Directive:
Count the lines in the records below that contain the word "study", and reply with only that number.

Provided entries:
⁂

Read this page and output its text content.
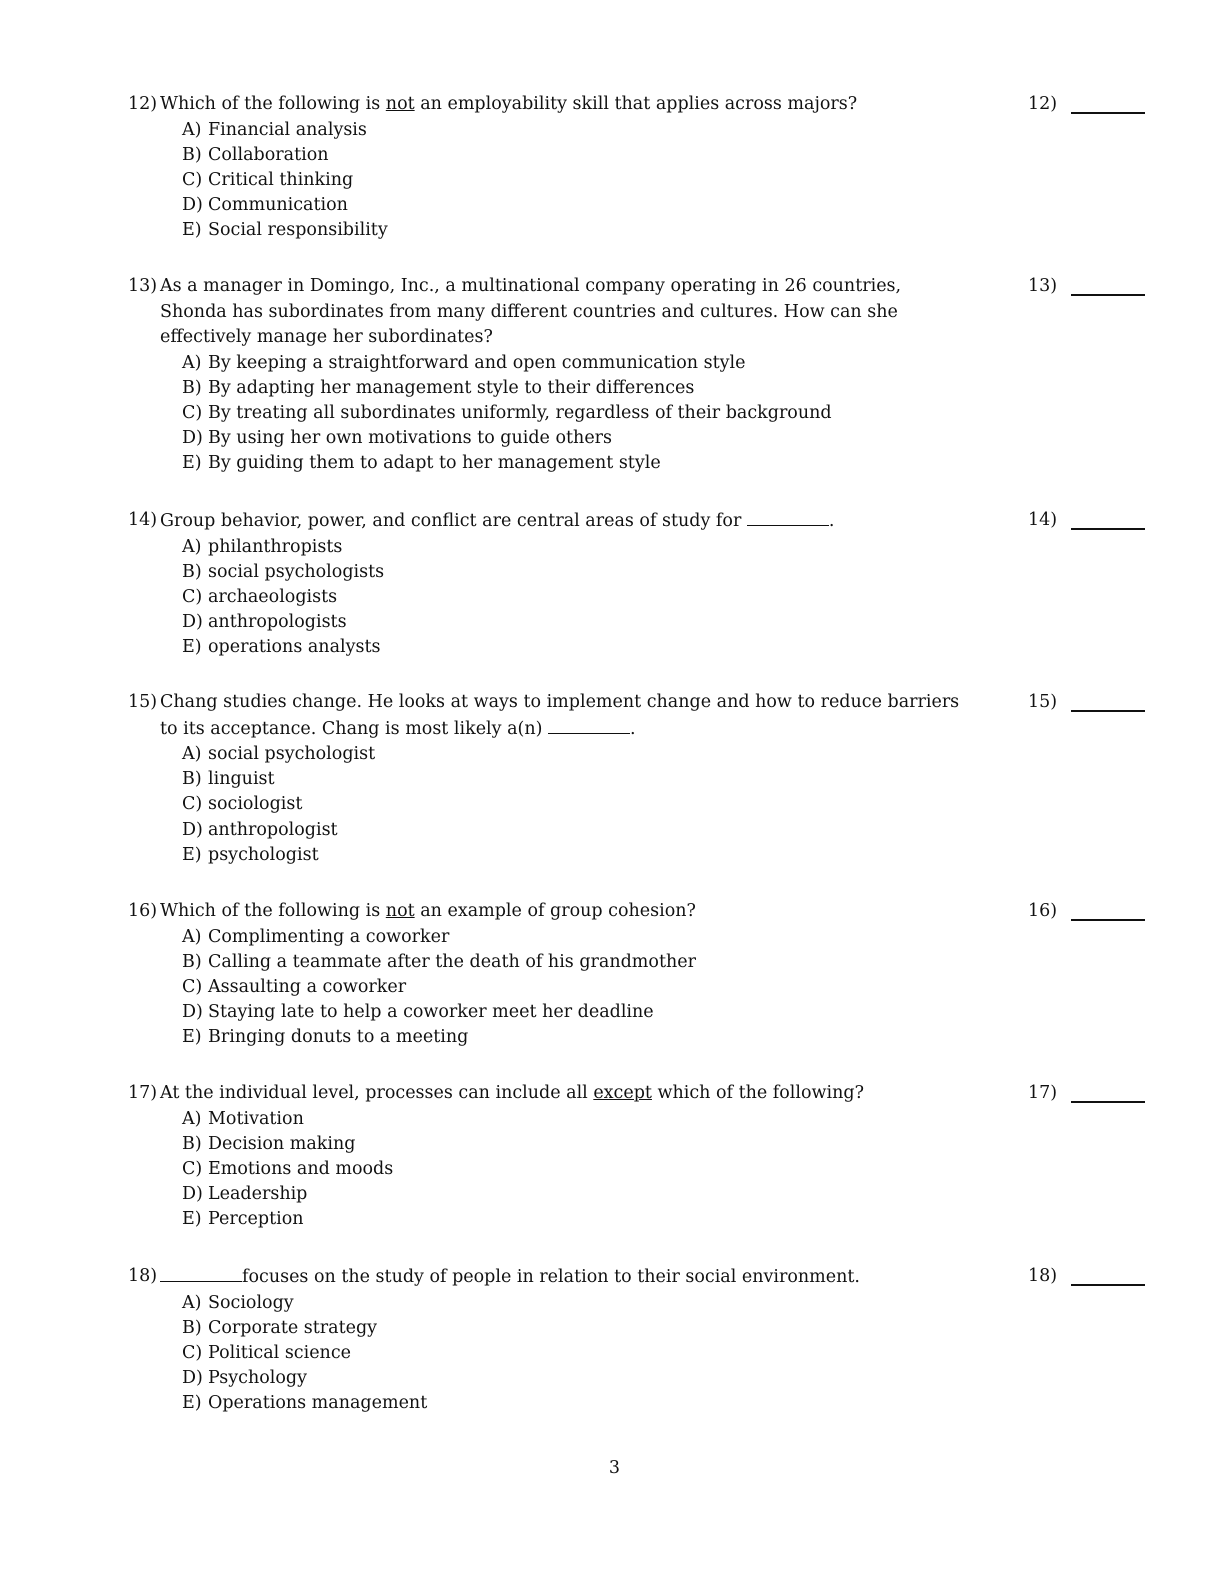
12) Which of the following is not an employability skill that applies across majors?	12)
A) Financial analysis
B) Collaboration
C) Critical thinking
D) Communication
E) Social responsibility
13) As a manager in Domingo, Inc., a multinational company operating in 26 countries, Shonda has subordinates from many different countries and cultures. How can she effectively manage her subordinates?
13)
A) By keeping a straightforward and open communication style
B) By adapting her management style to their differences
C) By treating all subordinates uniformly, regardless of their background
D) By using her own motivations to guide others
E) By guiding them to adapt to her management style
14) Group behavior, power, and conflict are central areas of study for	.	14)
A) philanthropists
B) social psychologists
C) archaeologists
D) anthropologists
E) operations analysts
15) Chang studies change. He looks at ways to implement change and how to reduce barriers to its acceptance. Chang is most likely a(n)	.
15)
A) social psychologist
B) linguist
C) sociologist
D) anthropologist
E) psychologist
16) Which of the following is not an example of group cohesion?	16)
A) Complimenting a coworker
B) Calling a teammate after the death of his grandmother
C) Assaulting a coworker
D) Staying late to help a coworker meet her deadline
E) Bringing donuts to a meeting
17) At the individual level, processes can include all except which of the following?	17)
A) Motivation
B) Decision making
C) Emotions and moods
D) Leadership
E) Perception
18)	focuses on the study of people in relation to their social environment.	18)
A) Sociology
B) Corporate strategy
C) Political science
D) Psychology
E) Operations management
3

⁂

The response:
2